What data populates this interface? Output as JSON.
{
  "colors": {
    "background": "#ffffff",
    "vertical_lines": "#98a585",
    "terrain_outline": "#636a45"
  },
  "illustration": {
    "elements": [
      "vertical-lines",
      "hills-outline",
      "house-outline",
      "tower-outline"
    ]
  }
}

──────────

■ **Problem to solve**
All of the material above needs to be retyped word for word.

■ **Task response**
What data populates this interface? Output as JSON.
{
  "colors": {
    "background": "#ffffff",
    "vertical_lines": "#98a585",
    "terrain_outline": "#636a45"
  },
  "illustration": {
    "elements": [
      "vertical-lines",
      "hills-outline",
      "house-outline",
      "tower-outline"
    ]
  }
}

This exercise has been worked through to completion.